▶ **Given instruction**
Where a line contains the word "Cometic", copy that line.

####################

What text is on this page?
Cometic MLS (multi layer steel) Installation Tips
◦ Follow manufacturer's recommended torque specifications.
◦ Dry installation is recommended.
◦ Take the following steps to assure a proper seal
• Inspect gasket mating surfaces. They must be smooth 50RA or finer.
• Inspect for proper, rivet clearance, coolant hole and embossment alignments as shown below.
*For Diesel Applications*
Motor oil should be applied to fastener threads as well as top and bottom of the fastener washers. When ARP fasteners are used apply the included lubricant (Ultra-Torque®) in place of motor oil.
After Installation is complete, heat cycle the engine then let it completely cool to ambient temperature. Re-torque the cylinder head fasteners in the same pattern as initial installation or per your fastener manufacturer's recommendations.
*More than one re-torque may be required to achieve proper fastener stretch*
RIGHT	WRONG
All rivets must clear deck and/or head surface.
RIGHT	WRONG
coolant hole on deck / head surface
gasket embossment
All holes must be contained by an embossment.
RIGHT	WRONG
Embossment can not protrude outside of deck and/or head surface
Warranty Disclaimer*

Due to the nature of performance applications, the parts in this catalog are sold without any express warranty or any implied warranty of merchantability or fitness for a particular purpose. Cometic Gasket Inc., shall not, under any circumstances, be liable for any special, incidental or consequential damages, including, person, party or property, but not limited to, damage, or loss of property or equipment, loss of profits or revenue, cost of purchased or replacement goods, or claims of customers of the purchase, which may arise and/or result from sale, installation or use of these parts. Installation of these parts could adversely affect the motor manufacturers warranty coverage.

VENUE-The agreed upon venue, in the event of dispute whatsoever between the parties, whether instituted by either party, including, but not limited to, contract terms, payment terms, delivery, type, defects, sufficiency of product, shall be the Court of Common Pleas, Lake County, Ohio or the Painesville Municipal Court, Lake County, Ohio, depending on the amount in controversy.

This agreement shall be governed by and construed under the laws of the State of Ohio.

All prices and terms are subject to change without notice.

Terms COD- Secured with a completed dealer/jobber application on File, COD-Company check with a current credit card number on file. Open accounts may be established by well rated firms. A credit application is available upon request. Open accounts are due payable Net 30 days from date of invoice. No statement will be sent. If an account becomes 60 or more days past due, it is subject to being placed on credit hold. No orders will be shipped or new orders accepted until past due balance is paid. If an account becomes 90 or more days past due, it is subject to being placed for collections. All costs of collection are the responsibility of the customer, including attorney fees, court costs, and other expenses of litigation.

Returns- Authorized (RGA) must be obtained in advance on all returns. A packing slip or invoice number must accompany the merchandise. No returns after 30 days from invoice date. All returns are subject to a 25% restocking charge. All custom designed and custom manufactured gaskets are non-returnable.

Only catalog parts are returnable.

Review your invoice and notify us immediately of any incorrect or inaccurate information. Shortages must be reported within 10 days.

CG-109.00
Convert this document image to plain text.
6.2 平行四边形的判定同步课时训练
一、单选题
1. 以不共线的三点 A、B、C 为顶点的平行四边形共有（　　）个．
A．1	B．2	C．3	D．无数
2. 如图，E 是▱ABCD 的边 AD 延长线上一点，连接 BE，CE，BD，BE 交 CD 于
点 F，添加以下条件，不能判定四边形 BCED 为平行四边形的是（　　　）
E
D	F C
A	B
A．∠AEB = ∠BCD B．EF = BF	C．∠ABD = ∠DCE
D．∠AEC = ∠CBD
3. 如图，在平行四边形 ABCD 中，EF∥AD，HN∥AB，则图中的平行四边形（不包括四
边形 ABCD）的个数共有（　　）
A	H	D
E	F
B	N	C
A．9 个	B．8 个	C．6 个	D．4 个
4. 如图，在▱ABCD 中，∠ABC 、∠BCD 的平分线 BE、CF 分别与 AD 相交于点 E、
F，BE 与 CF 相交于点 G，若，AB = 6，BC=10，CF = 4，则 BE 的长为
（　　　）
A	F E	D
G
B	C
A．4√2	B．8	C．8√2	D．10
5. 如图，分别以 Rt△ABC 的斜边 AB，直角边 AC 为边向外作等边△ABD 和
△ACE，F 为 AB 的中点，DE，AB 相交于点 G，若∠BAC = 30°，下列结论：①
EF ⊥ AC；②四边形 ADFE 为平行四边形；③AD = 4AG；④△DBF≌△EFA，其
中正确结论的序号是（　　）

####################

▶ **Exercise solution**
Cometic MLS (multi layer steel) Installation Tips
Due to the nature of performance applications, the parts in this catalog are sold without any express warranty or any implied warranty of merchantability or fitness for a particular purpose. Cometic Gasket Inc., shall not, under any circumstances, be liable for any special, incidental or consequential damages, including, person, party or property, but not limited to, damage, or loss of property or equipment, loss of profits or revenue, cost of purchased or replacement goods, or claims of customers of the purchase, which may arise and/or result from sale, installation or use of these parts. Installation of these parts could adversely affect the motor manufacturers warranty coverage.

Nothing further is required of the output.